THE REQUEST ▸ Reproduce the passage below on the war in Iraq word for word, from "Industrial scale torture." up to and including "labor and resources.".

Industrial scale torture. Systematic, massive killings and displacement. Skyrocketing poverty, childhood malnutrition, birth defects. Scarcity of power, sanitation, food and water. Having sustained nearly two decades of U.S.-led war, sanctions, and occupation, life in Iraq has become unbearably miserable and desperate. Yet while official U.S. advocacy for "never-ending war" in Iraq and its Middle Eastern environs has only intermittently wavered, popular U.S. support for the prospect has drastically waned. Indeed the U.S. government and its allies face an unprecedented legitimation crisis over their decades-long military rampage throughout Middle Eastern regions considered key to Western control and dominance of global labor and resources.
Corporate and mainstream media and film have been instrumental in attempting to contain this crisis by propagating rationales and justifications for the ongoing war and occupation. As S. K. Gupta writes in the November 2007 issue of Z Magazine, for instance, continued U.S. perpetration of a "never-ending war" that is largely responsible for a "hellish existence for Iraqi civilians" would be impossible "unless a majority of the public believed G.I.s are there to protect Iraqis" (24). Sadly, this and similar rationales are prevalent and widespread, and where they are not, public expressions of protest and critique are subject to increasingly sophisticated techniques of suppression and surveillance aimed at stifling principled dissent and fragmenting organized resistance to the war.

COLLECTED MATERIAL ▸
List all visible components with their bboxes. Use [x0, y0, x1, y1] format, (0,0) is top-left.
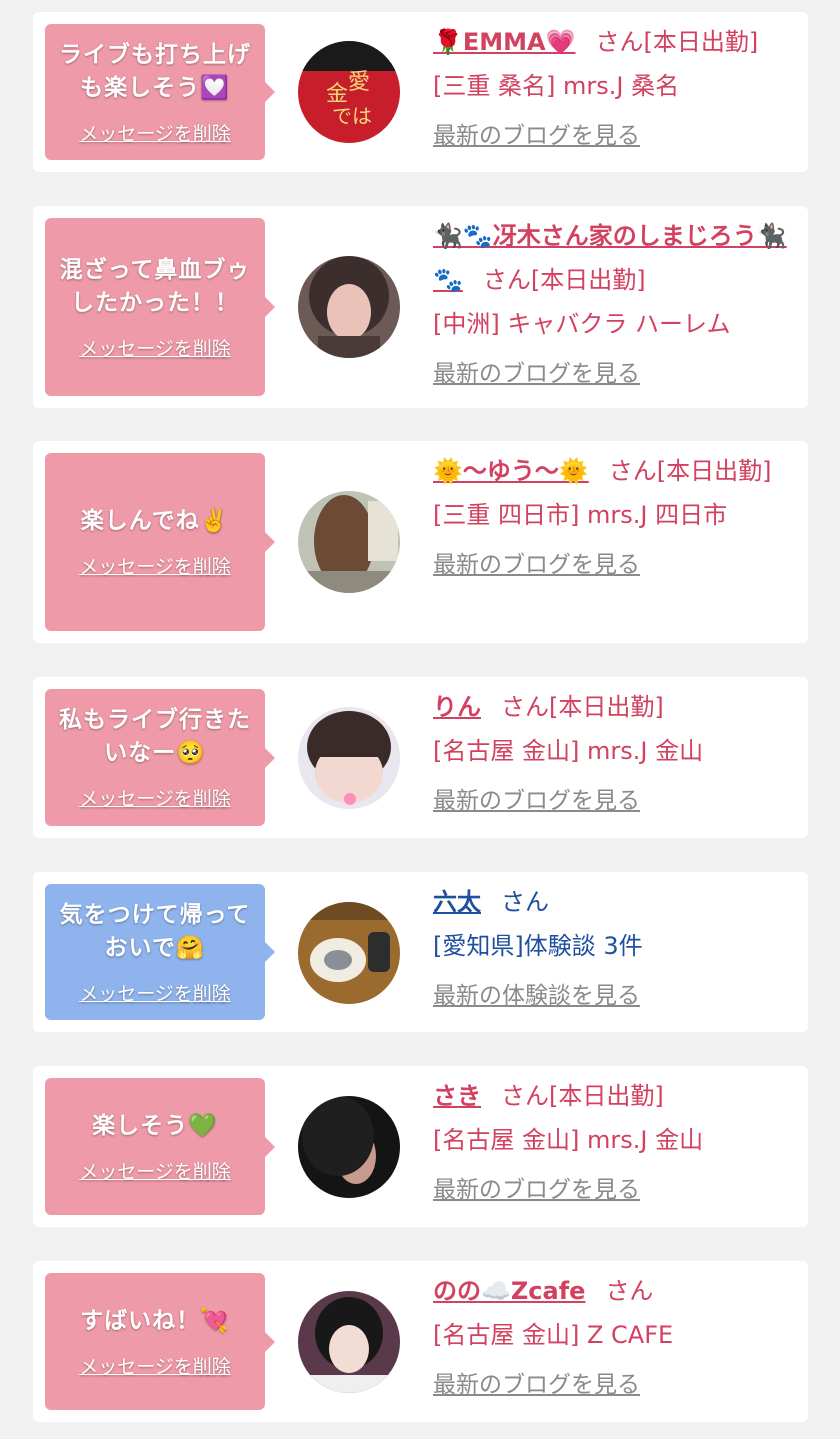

SOLUTION TO THIS PROBLEM ▸
Industrial scale torture. Systematic, massive killings and displacement. Skyrocketing poverty, childhood malnutrition, birth defects. Scarcity of power, sanitation, food and water. Having sustained nearly two decades of U.S.-led war, sanctions, and occupation, life in Iraq has become unbearably miserable and desperate. Yet while official U.S. advocacy for "never-ending war" in Iraq and its Middle Eastern environs has only intermittently wavered, popular U.S. support for the prospect has drastically waned. Indeed the U.S. government and its allies face an unprecedented legitimation crisis over their decades-long military rampage throughout Middle Eastern regions considered key to Western control and dominance of global labor and resources.